--- Record set ---

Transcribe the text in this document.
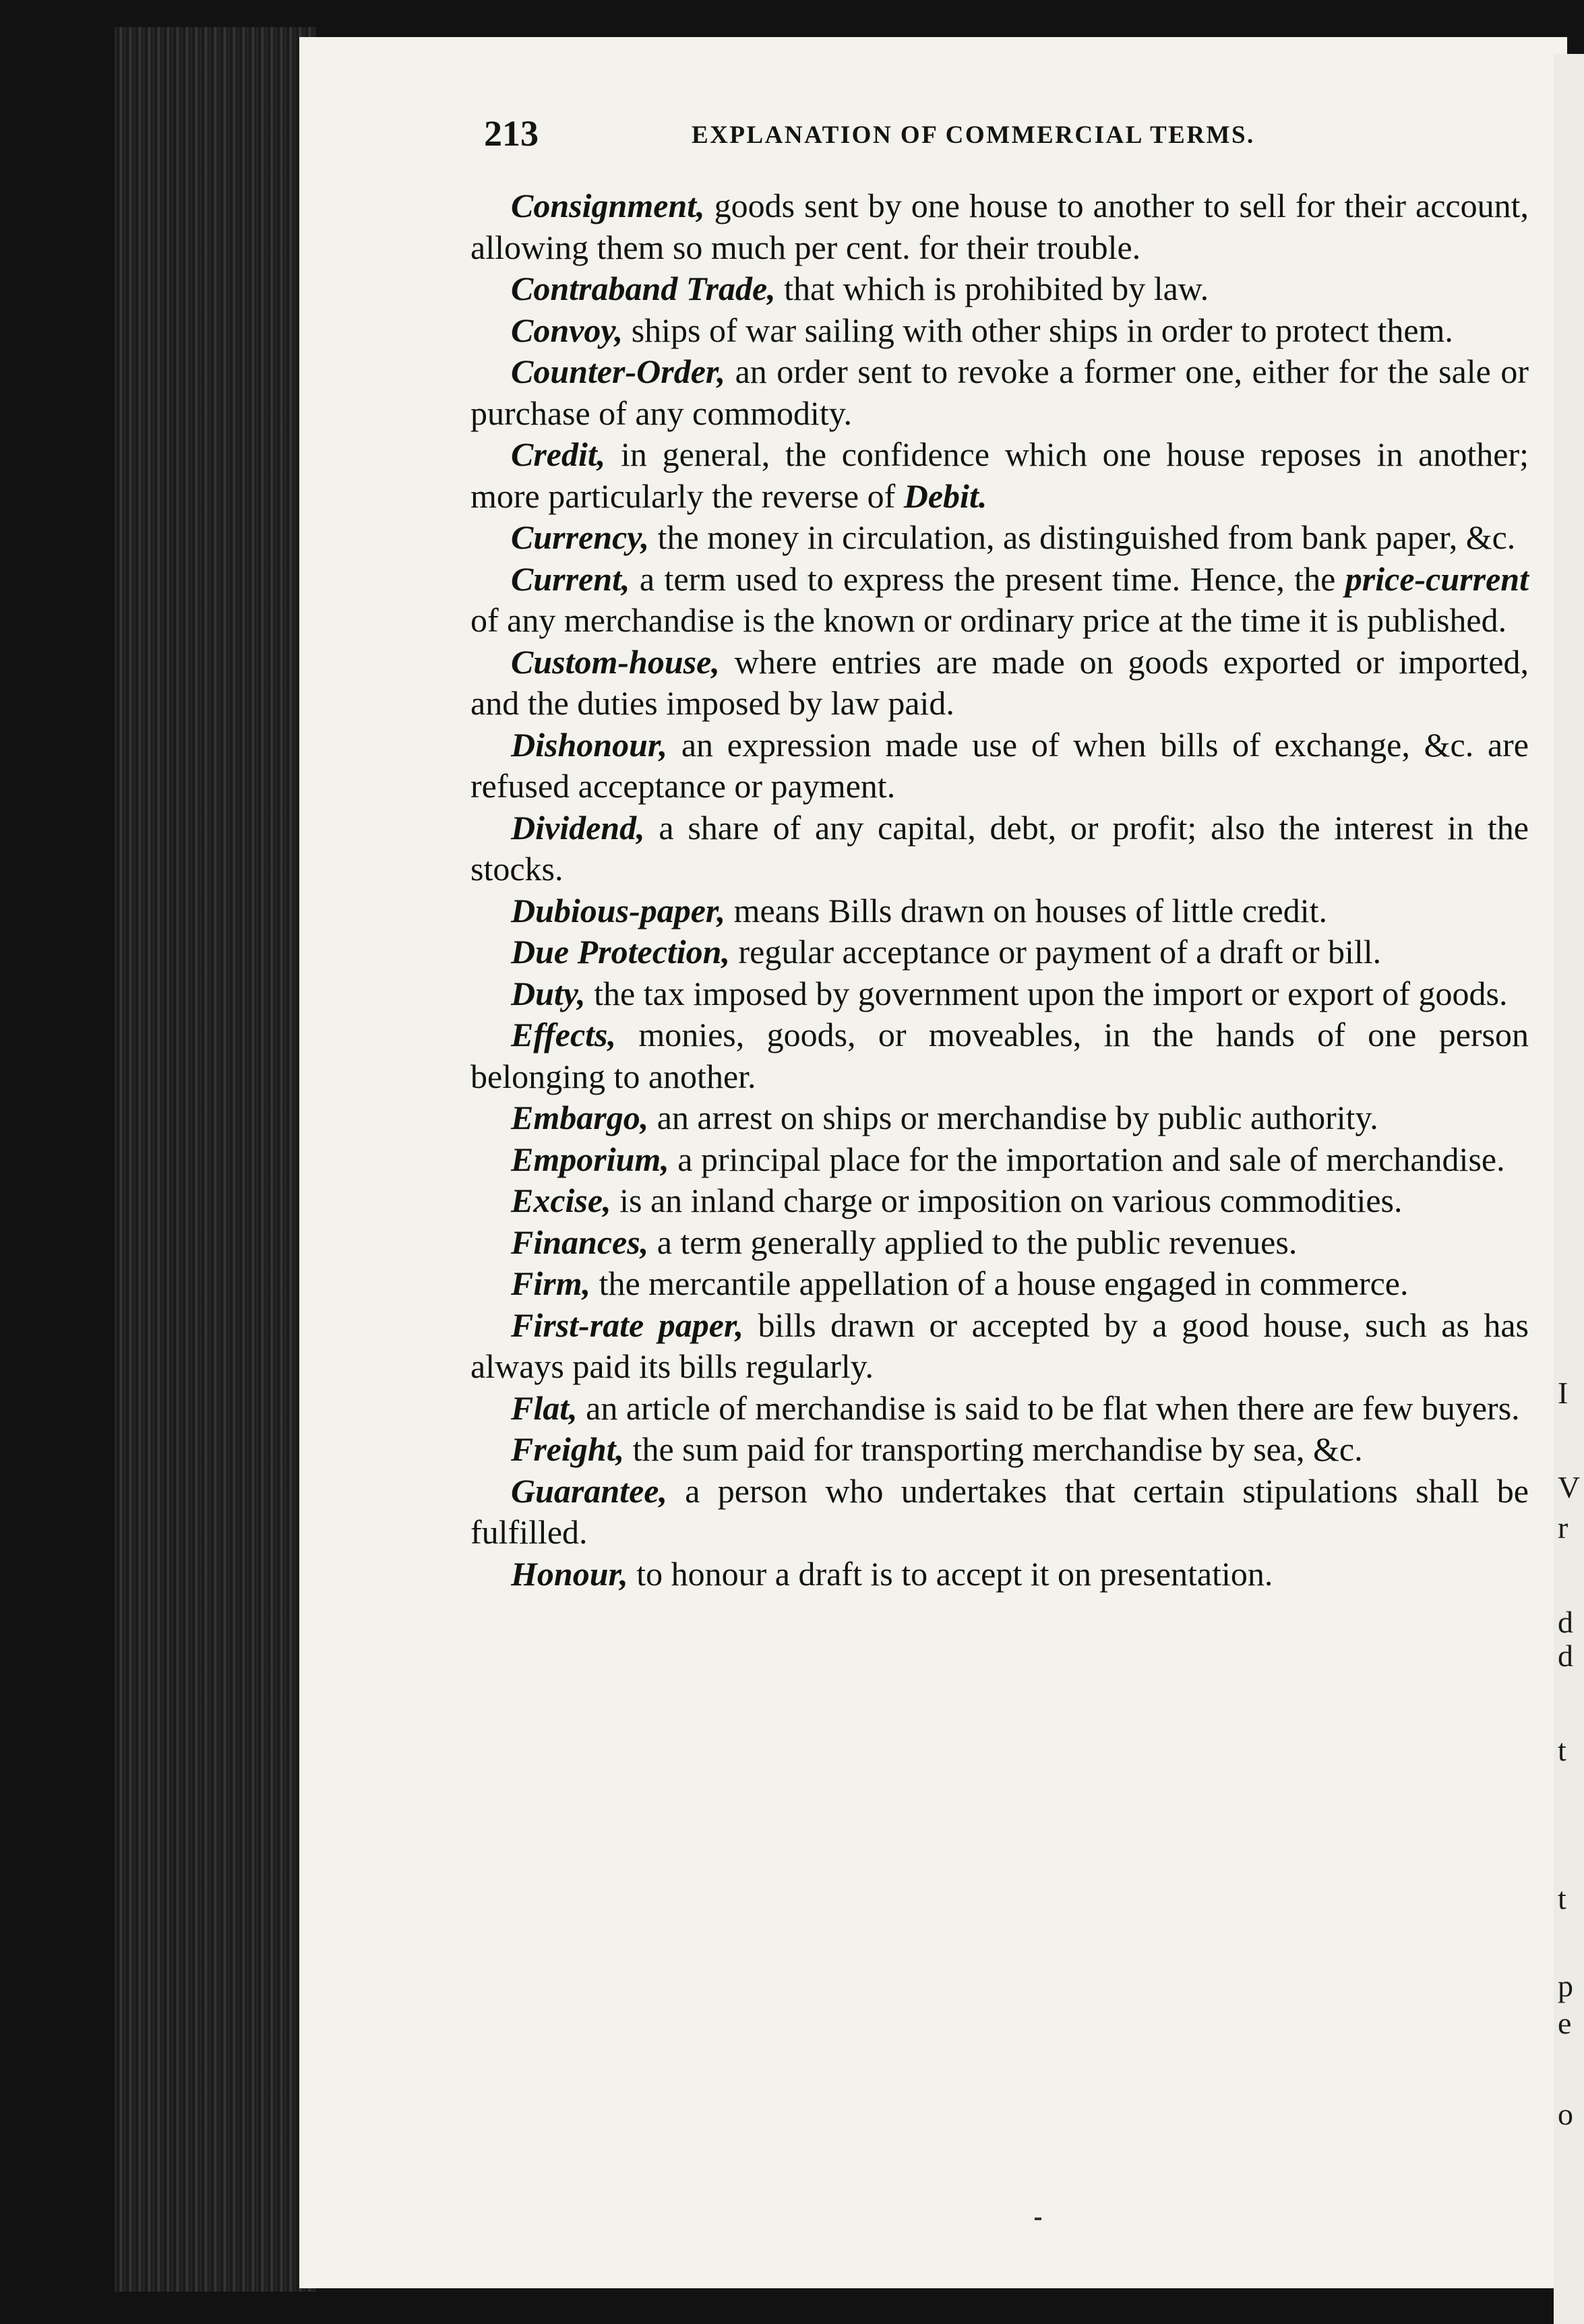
213	EXPLANATION OF COMMERCIAL TERMS.

Consignment, goods sent by one house to another to sell for their account, allowing them so much per cent. for their trouble.

Contraband Trade, that which is prohibited by law.

Convoy, ships of war sailing with other ships in order to protect them.

Counter-Order, an order sent to revoke a former one, either for the sale or purchase of any commodity.

Credit, in general, the confidence which one house reposes in another; more particularly the reverse of Debit.

Currency, the money in circulation, as distinguished from bank paper, &c.

Current, a term used to express the present time. Hence, the price-current of any merchandise is the known or ordinary price at the time it is published.

Custom-house, where entries are made on goods exported or imported, and the duties imposed by law paid.

Dishonour, an expression made use of when bills of exchange, &c. are refused acceptance or payment.

Dividend, a share of any capital, debt, or profit; also the interest in the stocks.

Dubious-paper, means Bills drawn on houses of little credit.

Due Protection, regular acceptance or payment of a draft or bill.

Duty, the tax imposed by government upon the import or export of goods.

Effects, monies, goods, or moveables, in the hands of one person belonging to another.

Embargo, an arrest on ships or merchandise by public authority.

Emporium, a principal place for the importation and sale of merchandise.

Excise, is an inland charge or imposition on various commodities.

Finances, a term generally applied to the public revenues.

Firm, the mercantile appellation of a house engaged in commerce.

First-rate paper, bills drawn or accepted by a good house, such as has always paid its bills regularly.

Flat, an article of merchandise is said to be flat when there are few buyers.

Freight, the sum paid for transporting merchandise by sea, &c.

Guarantee, a person who undertakes that certain stipulations shall be fulfilled.

Honour, to honour a draft is to accept it on presentation.

I
V
r
d
d
t
t
p
e
o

---

## What the exercise asks
Reproduce each record above by retyping it exactly; omit all images.

## Written solution
Transcribe the text in this document.
213	EXPLANATION OF COMMERCIAL TERMS.

Consignment, goods sent by one house to another to sell for their account, allowing them so much per cent. for their trouble.

Contraband Trade, that which is prohibited by law.

Convoy, ships of war sailing with other ships in order to protect them.

Counter-Order, an order sent to revoke a former one, either for the sale or purchase of any commodity.

Credit, in general, the confidence which one house reposes in another; more particularly the reverse of Debit.

Currency, the money in circulation, as distinguished from bank paper, &c.

Current, a term used to express the present time. Hence, the price-current of any merchandise is the known or ordinary price at the time it is published.

Custom-house, where entries are made on goods exported or imported, and the duties imposed by law paid.

Dishonour, an expression made use of when bills of exchange, &c. are refused acceptance or payment.

Dividend, a share of any capital, debt, or profit; also the interest in the stocks.

Dubious-paper, means Bills drawn on houses of little credit.

Due Protection, regular acceptance or payment of a draft or bill.

Duty, the tax imposed by government upon the import or export of goods.

Effects, monies, goods, or moveables, in the hands of one person belonging to another.

Embargo, an arrest on ships or merchandise by public authority.

Emporium, a principal place for the importation and sale of merchandise.

Excise, is an inland charge or imposition on various commodities.

Finances, a term generally applied to the public revenues.

Firm, the mercantile appellation of a house engaged in commerce.

First-rate paper, bills drawn or accepted by a good house, such as has always paid its bills regularly.

Flat, an article of merchandise is said to be flat when there are few buyers.

Freight, the sum paid for transporting merchandise by sea, &c.

Guarantee, a person who undertakes that certain stipulations shall be fulfilled.

Honour, to honour a draft is to accept it on presentation.

I
V
r
d
d
t
t
p
e
o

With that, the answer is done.